* **What to produce**
Some lines in the records below may hold the word "this"; give the number of those lines and nothing else.
━━ Records for the task ━━
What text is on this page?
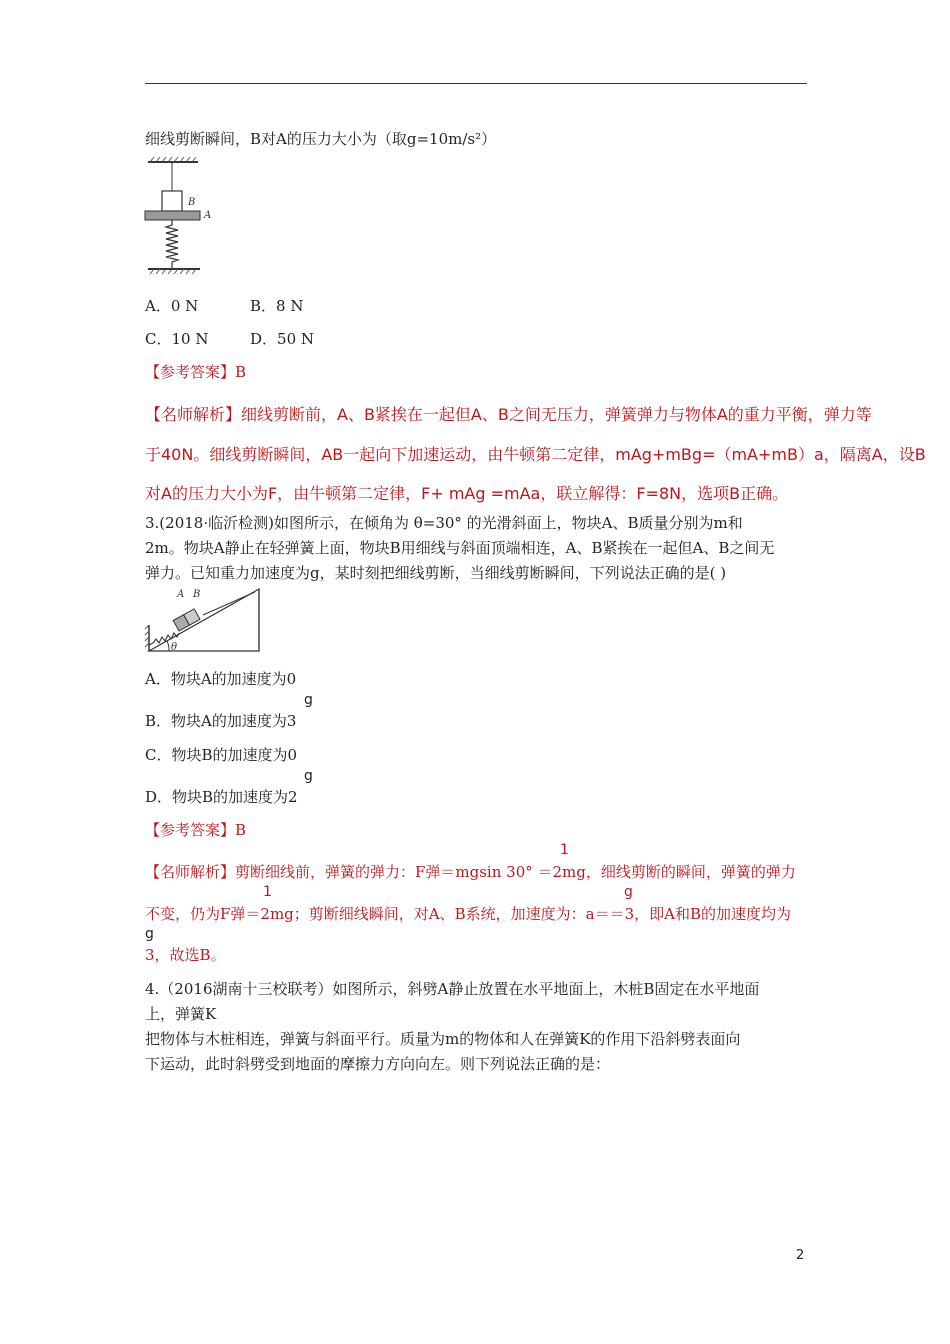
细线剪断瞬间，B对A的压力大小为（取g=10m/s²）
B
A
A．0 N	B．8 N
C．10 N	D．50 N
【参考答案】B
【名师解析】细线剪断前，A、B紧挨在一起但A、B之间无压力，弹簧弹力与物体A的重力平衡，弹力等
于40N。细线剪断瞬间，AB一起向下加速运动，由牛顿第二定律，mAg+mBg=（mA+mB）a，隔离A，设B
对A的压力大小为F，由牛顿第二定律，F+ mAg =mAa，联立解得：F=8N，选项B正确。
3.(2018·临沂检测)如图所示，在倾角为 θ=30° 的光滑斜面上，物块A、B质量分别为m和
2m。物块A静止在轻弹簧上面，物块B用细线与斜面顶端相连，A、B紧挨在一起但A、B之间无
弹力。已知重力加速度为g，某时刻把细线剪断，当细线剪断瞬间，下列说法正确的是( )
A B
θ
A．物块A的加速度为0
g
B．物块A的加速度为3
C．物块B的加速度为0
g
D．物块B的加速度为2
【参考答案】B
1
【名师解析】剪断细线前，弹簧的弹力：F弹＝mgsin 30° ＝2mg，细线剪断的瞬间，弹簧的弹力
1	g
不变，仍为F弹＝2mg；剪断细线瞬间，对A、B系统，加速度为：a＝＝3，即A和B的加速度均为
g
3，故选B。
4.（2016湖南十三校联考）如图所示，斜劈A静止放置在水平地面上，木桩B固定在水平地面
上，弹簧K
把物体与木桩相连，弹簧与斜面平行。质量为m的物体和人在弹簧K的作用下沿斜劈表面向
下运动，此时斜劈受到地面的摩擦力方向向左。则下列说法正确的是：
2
━━━
━━ Records for the task ━━
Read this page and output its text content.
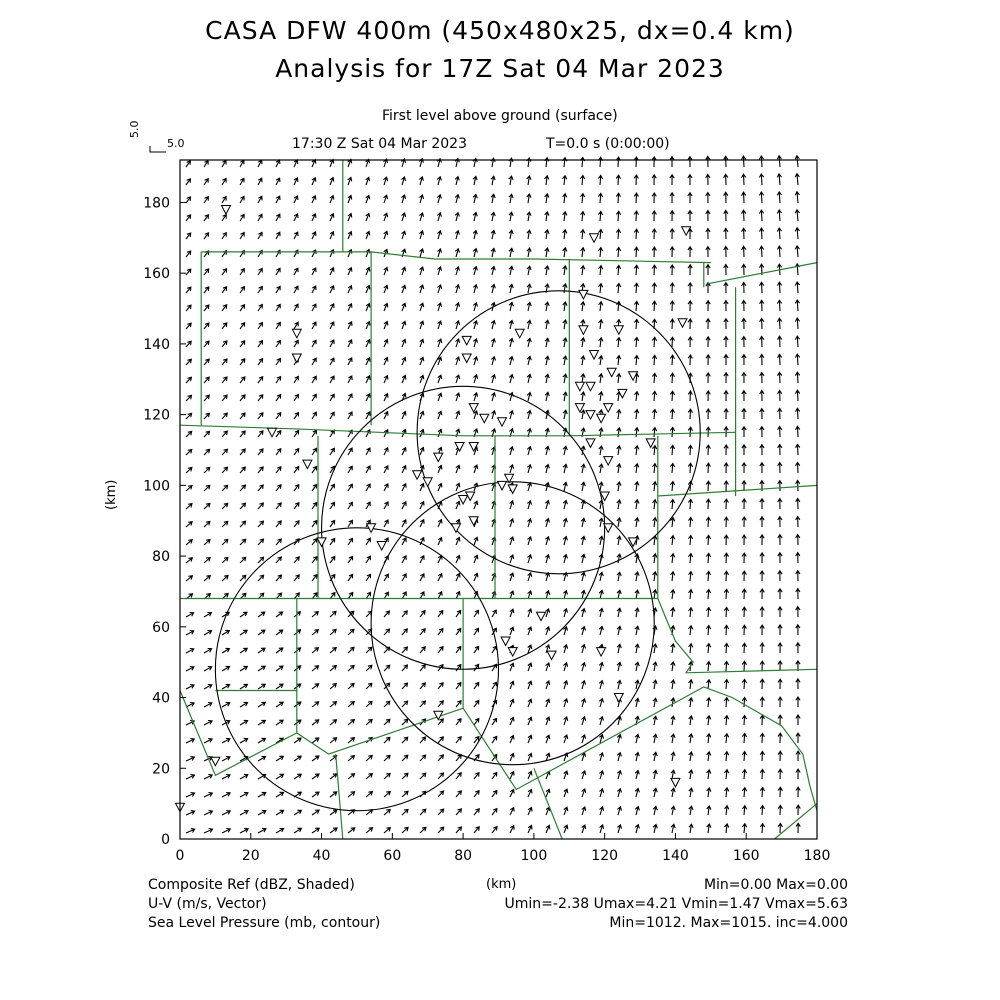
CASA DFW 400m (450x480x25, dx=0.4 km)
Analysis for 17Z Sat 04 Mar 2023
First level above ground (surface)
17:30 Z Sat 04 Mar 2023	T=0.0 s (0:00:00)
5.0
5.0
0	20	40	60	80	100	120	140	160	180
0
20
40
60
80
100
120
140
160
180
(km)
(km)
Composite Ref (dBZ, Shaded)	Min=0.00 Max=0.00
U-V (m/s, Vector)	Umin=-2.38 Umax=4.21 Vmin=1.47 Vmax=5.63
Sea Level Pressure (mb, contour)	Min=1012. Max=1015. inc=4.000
━━━
━━ Records for the task ━━
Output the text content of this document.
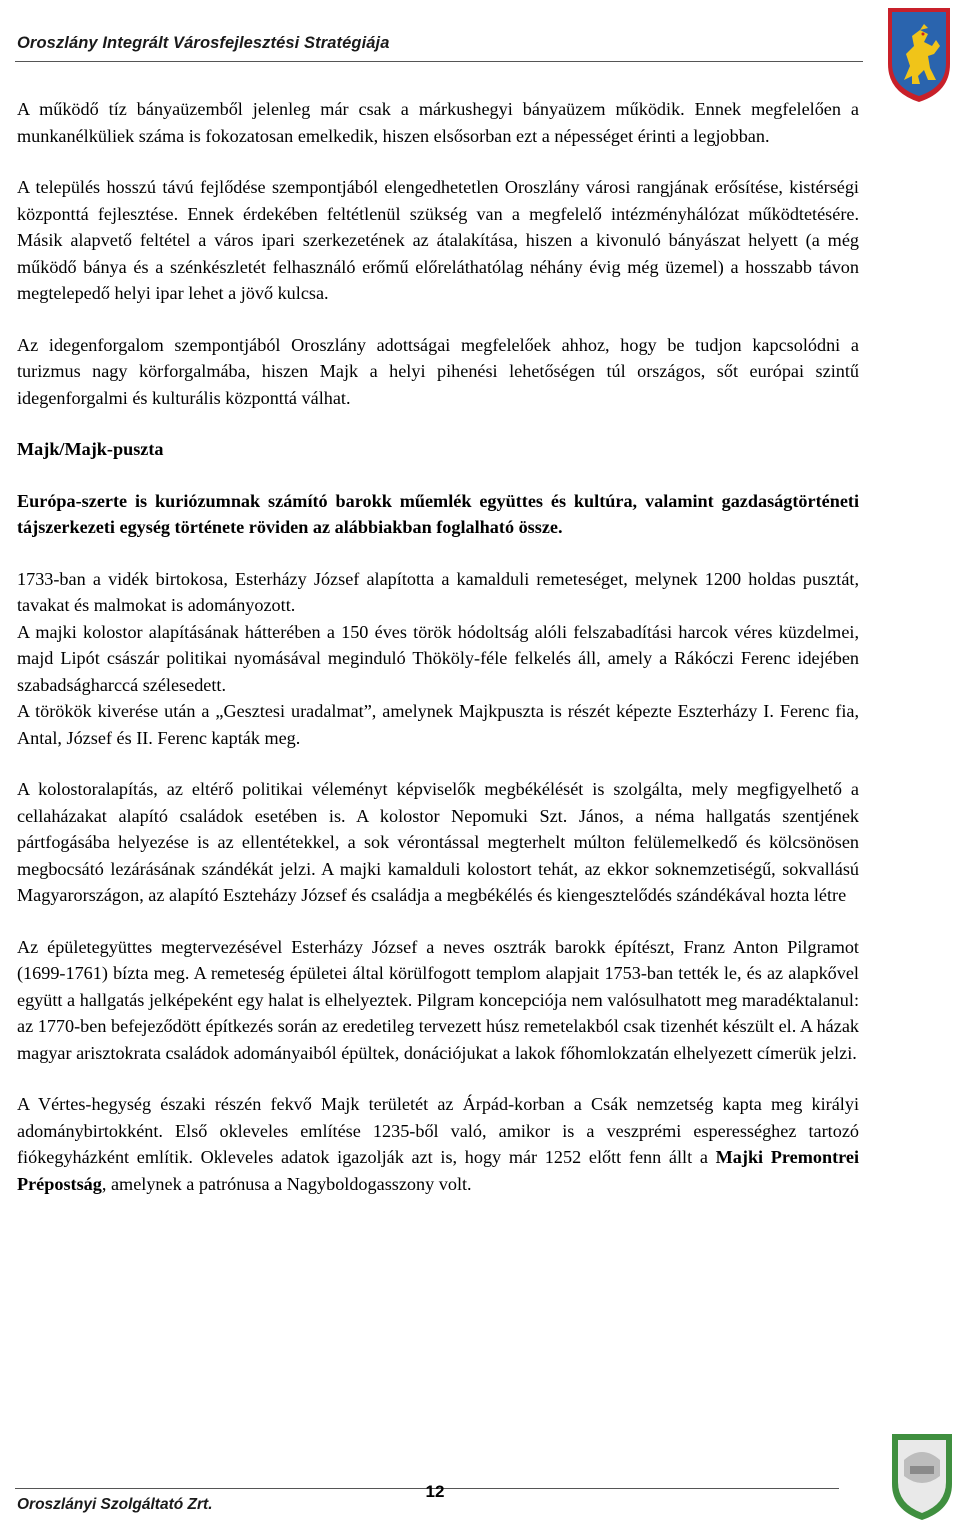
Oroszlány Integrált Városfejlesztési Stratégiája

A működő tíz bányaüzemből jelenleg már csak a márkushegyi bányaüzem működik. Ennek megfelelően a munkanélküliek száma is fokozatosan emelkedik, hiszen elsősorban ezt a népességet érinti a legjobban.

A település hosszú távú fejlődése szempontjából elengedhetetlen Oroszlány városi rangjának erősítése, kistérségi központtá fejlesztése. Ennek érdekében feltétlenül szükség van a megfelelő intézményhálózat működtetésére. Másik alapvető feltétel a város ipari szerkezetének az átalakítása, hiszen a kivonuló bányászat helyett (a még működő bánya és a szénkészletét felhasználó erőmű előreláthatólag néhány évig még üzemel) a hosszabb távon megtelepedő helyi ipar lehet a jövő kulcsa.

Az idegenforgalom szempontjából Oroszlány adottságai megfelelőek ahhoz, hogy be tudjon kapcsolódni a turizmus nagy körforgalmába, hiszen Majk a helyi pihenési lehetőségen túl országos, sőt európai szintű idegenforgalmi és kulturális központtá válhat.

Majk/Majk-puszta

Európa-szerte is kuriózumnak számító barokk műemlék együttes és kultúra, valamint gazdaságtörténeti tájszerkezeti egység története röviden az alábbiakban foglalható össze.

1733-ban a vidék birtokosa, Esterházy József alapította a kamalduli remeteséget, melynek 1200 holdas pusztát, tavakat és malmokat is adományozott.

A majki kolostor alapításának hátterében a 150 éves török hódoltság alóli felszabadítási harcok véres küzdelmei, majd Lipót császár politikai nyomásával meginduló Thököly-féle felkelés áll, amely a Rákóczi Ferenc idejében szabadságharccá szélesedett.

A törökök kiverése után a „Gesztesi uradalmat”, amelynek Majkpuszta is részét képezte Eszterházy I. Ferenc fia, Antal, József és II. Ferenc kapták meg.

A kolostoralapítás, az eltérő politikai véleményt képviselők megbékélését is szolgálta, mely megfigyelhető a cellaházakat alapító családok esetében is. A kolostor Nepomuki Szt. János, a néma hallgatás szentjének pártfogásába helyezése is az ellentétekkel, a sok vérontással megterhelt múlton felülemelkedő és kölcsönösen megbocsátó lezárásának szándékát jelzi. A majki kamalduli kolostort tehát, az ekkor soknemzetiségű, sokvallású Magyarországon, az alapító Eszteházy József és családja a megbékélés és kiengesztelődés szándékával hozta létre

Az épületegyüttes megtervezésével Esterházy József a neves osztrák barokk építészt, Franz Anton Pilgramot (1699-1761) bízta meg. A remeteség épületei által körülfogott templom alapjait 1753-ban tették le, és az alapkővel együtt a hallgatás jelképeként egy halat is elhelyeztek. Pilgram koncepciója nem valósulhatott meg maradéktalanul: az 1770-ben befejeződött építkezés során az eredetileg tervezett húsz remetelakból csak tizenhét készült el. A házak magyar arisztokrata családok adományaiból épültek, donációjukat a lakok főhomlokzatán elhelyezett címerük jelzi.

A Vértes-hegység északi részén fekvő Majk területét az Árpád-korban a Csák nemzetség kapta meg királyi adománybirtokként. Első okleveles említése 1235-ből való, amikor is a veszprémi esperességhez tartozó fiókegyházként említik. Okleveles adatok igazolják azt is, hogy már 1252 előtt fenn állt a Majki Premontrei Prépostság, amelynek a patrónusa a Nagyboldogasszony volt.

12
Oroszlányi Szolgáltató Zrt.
━━━
* **The answer**
3